**Exercise aim:** Select all lines in the records that include "وأسلوب".

────

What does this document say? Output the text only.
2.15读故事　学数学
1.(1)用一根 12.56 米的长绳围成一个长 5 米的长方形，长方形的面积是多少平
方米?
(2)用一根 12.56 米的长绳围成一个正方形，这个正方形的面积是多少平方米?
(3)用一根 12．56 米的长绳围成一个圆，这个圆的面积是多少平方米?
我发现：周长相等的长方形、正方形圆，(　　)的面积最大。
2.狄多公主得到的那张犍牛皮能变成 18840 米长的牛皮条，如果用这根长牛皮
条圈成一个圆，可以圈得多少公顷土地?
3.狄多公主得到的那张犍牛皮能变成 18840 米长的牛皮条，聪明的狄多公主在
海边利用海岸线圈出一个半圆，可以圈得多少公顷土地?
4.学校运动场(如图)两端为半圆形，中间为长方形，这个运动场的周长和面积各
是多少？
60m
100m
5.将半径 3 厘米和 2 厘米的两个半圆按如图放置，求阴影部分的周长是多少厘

────

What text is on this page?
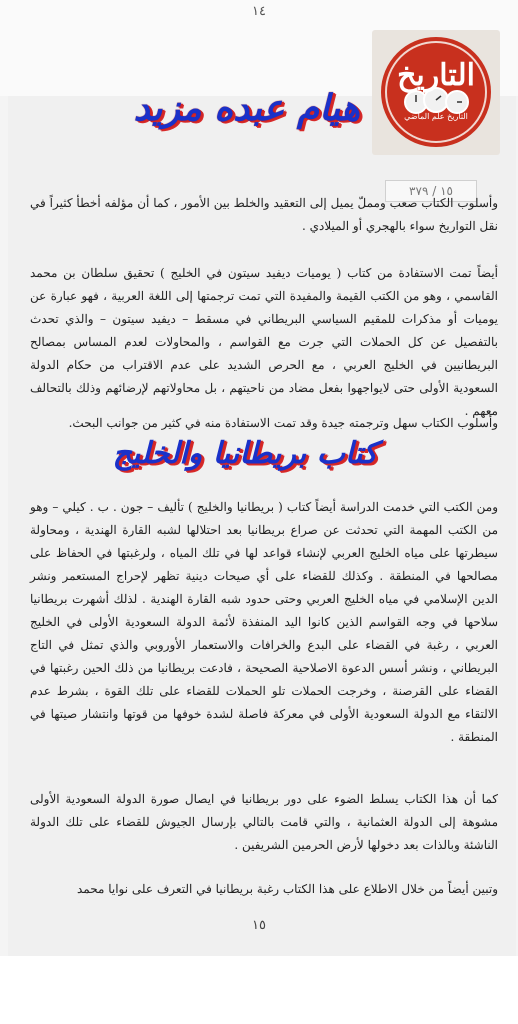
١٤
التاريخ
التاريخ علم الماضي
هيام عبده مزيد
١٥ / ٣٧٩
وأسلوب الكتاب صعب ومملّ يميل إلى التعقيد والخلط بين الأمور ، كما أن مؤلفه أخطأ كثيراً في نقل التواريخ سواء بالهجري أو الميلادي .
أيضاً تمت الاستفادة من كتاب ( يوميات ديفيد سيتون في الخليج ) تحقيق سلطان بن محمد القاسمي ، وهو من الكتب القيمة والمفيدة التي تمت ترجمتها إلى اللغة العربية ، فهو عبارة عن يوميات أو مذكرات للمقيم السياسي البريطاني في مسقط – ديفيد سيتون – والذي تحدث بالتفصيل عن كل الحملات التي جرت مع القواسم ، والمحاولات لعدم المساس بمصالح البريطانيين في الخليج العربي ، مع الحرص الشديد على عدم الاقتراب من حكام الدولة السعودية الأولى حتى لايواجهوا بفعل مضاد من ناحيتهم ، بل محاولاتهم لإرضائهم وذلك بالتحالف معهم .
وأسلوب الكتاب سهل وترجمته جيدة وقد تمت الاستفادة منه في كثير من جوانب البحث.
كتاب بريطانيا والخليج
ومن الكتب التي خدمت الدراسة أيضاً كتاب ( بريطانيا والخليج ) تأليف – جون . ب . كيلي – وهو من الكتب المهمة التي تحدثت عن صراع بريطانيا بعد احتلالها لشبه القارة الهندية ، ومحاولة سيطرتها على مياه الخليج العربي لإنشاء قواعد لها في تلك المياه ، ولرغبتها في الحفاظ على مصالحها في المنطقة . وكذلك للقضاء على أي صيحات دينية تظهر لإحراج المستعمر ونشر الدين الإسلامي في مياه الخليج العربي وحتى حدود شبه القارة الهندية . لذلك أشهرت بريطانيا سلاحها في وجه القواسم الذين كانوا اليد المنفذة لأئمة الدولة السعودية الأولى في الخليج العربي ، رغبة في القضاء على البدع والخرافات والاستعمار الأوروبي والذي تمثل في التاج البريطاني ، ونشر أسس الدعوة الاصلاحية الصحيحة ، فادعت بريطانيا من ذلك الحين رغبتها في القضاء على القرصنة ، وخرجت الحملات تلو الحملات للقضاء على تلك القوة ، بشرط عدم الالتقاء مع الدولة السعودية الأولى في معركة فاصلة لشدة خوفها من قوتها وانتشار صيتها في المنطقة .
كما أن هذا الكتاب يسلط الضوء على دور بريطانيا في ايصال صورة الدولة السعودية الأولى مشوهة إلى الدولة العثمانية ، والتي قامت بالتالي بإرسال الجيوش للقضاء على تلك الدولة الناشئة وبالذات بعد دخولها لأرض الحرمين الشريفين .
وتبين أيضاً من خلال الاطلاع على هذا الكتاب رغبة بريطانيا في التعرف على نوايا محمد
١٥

────

**Result of this task:**
وأسلوب الكتاب صعب ومملّ يميل إلى التعقيد والخلط بين الأمور ، كما أن مؤلفه أخطأ كثيراً في نقل التواريخ سواء بالهجري أو الميلادي .
وأسلوب الكتاب سهل وترجمته جيدة وقد تمت الاستفادة منه في كثير من جوانب البحث.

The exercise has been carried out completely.